_Required work_
Please give the entries again in full and exactly, without any picture.

_____

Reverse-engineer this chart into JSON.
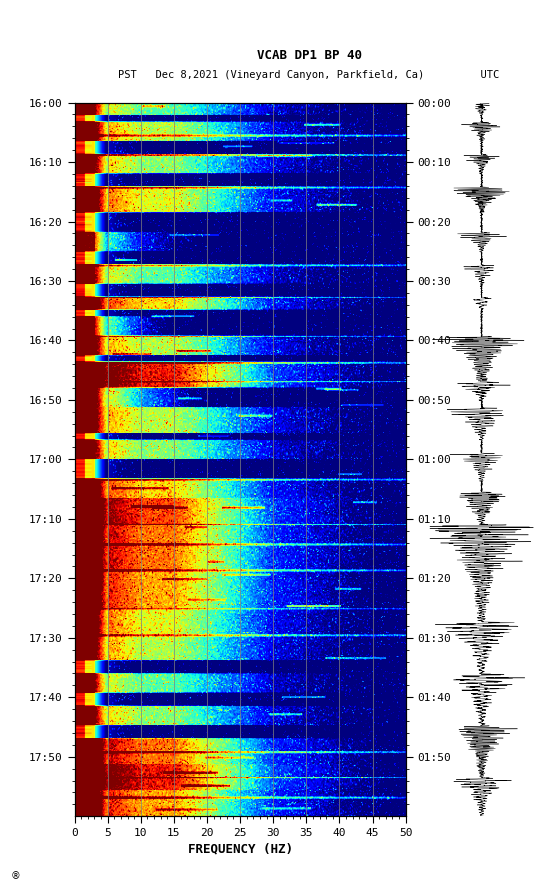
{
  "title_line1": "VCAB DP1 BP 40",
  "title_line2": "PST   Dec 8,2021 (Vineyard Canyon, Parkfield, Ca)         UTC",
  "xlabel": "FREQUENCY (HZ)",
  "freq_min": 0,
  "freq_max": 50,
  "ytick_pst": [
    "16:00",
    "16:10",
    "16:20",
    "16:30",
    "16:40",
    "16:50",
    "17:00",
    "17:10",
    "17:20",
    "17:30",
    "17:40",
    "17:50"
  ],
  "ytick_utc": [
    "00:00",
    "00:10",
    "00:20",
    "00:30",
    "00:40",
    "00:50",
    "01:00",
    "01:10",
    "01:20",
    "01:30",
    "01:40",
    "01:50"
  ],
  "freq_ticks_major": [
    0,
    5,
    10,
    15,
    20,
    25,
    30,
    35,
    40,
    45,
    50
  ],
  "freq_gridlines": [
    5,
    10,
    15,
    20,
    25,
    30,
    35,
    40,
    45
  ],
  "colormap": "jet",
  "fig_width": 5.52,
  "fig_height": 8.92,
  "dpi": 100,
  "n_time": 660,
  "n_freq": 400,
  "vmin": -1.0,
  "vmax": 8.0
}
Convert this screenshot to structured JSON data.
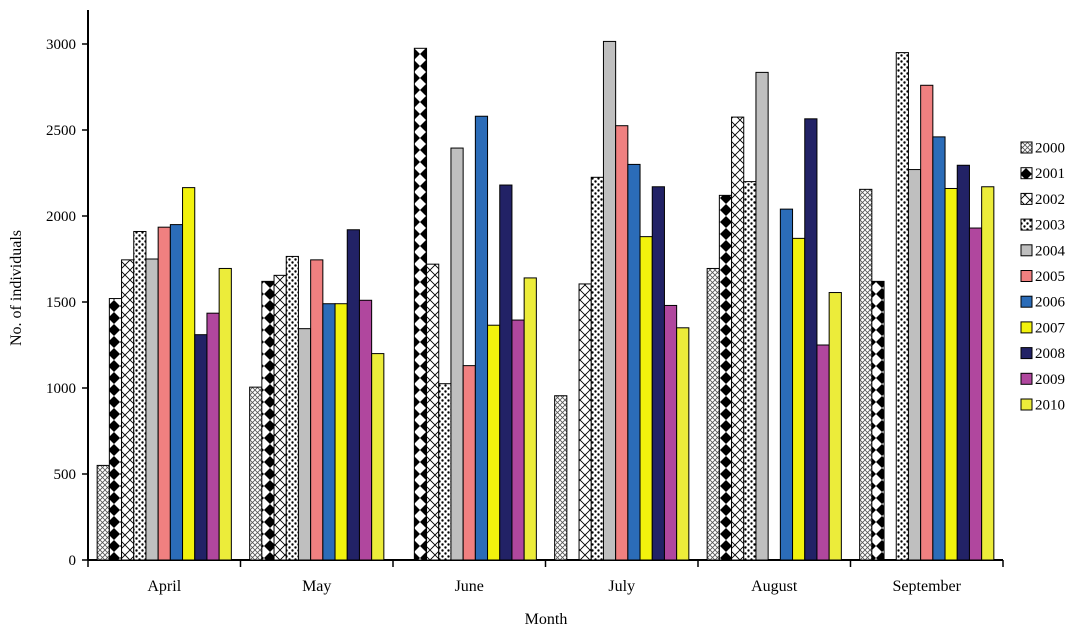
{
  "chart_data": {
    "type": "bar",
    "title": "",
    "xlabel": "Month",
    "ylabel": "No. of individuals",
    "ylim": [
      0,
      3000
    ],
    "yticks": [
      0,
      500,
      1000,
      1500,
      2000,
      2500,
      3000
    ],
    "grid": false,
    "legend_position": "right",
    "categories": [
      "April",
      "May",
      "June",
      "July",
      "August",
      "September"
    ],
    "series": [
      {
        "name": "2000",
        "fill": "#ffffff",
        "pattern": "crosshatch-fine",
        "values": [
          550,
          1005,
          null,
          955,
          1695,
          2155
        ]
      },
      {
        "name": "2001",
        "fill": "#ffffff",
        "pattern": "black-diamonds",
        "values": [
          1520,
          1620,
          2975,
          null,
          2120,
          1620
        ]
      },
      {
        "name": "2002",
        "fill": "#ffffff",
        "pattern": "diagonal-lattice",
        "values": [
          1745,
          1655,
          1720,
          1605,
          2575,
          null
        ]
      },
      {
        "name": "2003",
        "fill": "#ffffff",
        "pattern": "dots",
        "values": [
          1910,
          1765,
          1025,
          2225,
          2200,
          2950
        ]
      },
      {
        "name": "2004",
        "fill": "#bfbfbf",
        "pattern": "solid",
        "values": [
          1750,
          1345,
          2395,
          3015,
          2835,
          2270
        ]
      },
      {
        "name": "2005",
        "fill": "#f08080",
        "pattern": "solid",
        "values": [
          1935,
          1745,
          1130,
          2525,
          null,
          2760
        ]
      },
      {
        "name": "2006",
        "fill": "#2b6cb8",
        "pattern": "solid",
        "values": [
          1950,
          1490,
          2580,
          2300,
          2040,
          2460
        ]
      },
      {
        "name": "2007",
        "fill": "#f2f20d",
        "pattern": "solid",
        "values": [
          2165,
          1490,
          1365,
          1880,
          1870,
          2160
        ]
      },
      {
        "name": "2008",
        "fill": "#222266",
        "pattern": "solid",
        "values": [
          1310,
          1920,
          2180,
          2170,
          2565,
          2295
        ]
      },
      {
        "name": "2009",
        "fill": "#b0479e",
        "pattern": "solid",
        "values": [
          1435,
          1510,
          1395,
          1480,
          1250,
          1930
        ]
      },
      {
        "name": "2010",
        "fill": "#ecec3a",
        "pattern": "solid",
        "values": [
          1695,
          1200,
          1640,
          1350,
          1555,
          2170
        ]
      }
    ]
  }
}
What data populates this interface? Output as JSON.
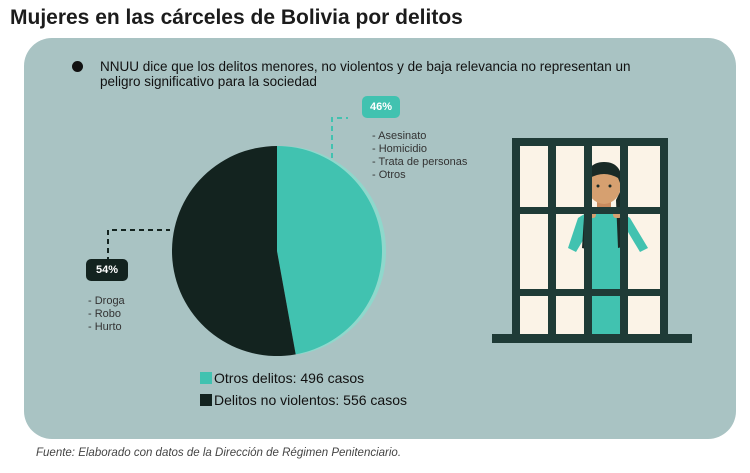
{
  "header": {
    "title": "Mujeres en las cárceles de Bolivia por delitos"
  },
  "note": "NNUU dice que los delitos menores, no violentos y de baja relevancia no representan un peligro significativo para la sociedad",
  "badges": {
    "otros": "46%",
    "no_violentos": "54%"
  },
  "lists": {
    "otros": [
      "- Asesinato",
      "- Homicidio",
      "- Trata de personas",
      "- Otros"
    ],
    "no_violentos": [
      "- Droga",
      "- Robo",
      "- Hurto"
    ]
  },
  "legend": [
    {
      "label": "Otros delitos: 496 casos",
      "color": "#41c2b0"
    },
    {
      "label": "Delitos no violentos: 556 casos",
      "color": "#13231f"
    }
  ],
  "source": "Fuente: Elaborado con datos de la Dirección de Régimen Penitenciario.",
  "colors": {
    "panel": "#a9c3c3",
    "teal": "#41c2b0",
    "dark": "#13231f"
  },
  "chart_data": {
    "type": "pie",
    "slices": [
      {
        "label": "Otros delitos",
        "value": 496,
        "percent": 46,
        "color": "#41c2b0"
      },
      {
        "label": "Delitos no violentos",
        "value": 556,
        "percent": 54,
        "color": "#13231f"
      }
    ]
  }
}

_____

_Response to the task_
Reverse-engineer this chart into JSON.
{
  "title_line1": "VCAB DP1 BP 40",
  "title_line2": "PST   Dec 8,2021 (Vineyard Canyon, Parkfield, Ca)         UTC",
  "xlabel": "FREQUENCY (HZ)",
  "freq_min": 0,
  "freq_max": 50,
  "ytick_pst": [
    "16:00",
    "16:10",
    "16:20",
    "16:30",
    "16:40",
    "16:50",
    "17:00",
    "17:10",
    "17:20",
    "17:30",
    "17:40",
    "17:50"
  ],
  "ytick_utc": [
    "00:00",
    "00:10",
    "00:20",
    "00:30",
    "00:40",
    "00:50",
    "01:00",
    "01:10",
    "01:20",
    "01:30",
    "01:40",
    "01:50"
  ],
  "freq_ticks_major": [
    0,
    5,
    10,
    15,
    20,
    25,
    30,
    35,
    40,
    45,
    50
  ],
  "freq_gridlines": [
    5,
    10,
    15,
    20,
    25,
    30,
    35,
    40,
    45
  ],
  "colormap": "jet",
  "fig_width": 5.52,
  "fig_height": 8.92,
  "dpi": 100,
  "n_time": 660,
  "n_freq": 400,
  "vmin": -1.0,
  "vmax": 8.0
}
Convert this screenshot to structured JSON data.
{
  "chart_data": {
    "type": "bar",
    "title": "",
    "xlabel": "Month",
    "ylabel": "No. of individuals",
    "ylim": [
      0,
      3000
    ],
    "yticks": [
      0,
      500,
      1000,
      1500,
      2000,
      2500,
      3000
    ],
    "grid": false,
    "legend_position": "right",
    "categories": [
      "April",
      "May",
      "June",
      "July",
      "August",
      "September"
    ],
    "series": [
      {
        "name": "2000",
        "fill": "#ffffff",
        "pattern": "crosshatch-fine",
        "values": [
          550,
          1005,
          null,
          955,
          1695,
          2155
        ]
      },
      {
        "name": "2001",
        "fill": "#ffffff",
        "pattern": "black-diamonds",
        "values": [
          1520,
          1620,
          2975,
          null,
          2120,
          1620
        ]
      },
      {
        "name": "2002",
        "fill": "#ffffff",
        "pattern": "diagonal-lattice",
        "values": [
          1745,
          1655,
          1720,
          1605,
          2575,
          null
        ]
      },
      {
        "name": "2003",
        "fill": "#ffffff",
        "pattern": "dots",
        "values": [
          1910,
          1765,
          1025,
          2225,
          2200,
          2950
        ]
      },
      {
        "name": "2004",
        "fill": "#bfbfbf",
        "pattern": "solid",
        "values": [
          1750,
          1345,
          2395,
          3015,
          2835,
          2270
        ]
      },
      {
        "name": "2005",
        "fill": "#f08080",
        "pattern": "solid",
        "values": [
          1935,
          1745,
          1130,
          2525,
          null,
          2760
        ]
      },
      {
        "name": "2006",
        "fill": "#2b6cb8",
        "pattern": "solid",
        "values": [
          1950,
          1490,
          2580,
          2300,
          2040,
          2460
        ]
      },
      {
        "name": "2007",
        "fill": "#f2f20d",
        "pattern": "solid",
        "values": [
          2165,
          1490,
          1365,
          1880,
          1870,
          2160
        ]
      },
      {
        "name": "2008",
        "fill": "#222266",
        "pattern": "solid",
        "values": [
          1310,
          1920,
          2180,
          2170,
          2565,
          2295
        ]
      },
      {
        "name": "2009",
        "fill": "#b0479e",
        "pattern": "solid",
        "values": [
          1435,
          1510,
          1395,
          1480,
          1250,
          1930
        ]
      },
      {
        "name": "2010",
        "fill": "#ecec3a",
        "pattern": "solid",
        "values": [
          1695,
          1200,
          1640,
          1350,
          1555,
          2170
        ]
      }
    ]
  }
}
What data populates this interface? Output as JSON.
{
  "header": {
    "title": "Mujeres en las cárceles de Bolivia por delitos"
  },
  "note": "NNUU dice que los delitos menores, no violentos y de baja relevancia no representan un peligro significativo para la sociedad",
  "badges": {
    "otros": "46%",
    "no_violentos": "54%"
  },
  "lists": {
    "otros": [
      "- Asesinato",
      "- Homicidio",
      "- Trata de personas",
      "- Otros"
    ],
    "no_violentos": [
      "- Droga",
      "- Robo",
      "- Hurto"
    ]
  },
  "legend": [
    {
      "label": "Otros delitos: 496 casos",
      "color": "#41c2b0"
    },
    {
      "label": "Delitos no violentos: 556 casos",
      "color": "#13231f"
    }
  ],
  "source": "Fuente: Elaborado con datos de la Dirección de Régimen Penitenciario.",
  "colors": {
    "panel": "#a9c3c3",
    "teal": "#41c2b0",
    "dark": "#13231f"
  },
  "chart_data": {
    "type": "pie",
    "slices": [
      {
        "label": "Otros delitos",
        "value": 496,
        "percent": 46,
        "color": "#41c2b0"
      },
      {
        "label": "Delitos no violentos",
        "value": 556,
        "percent": 54,
        "color": "#13231f"
      }
    ]
  }
}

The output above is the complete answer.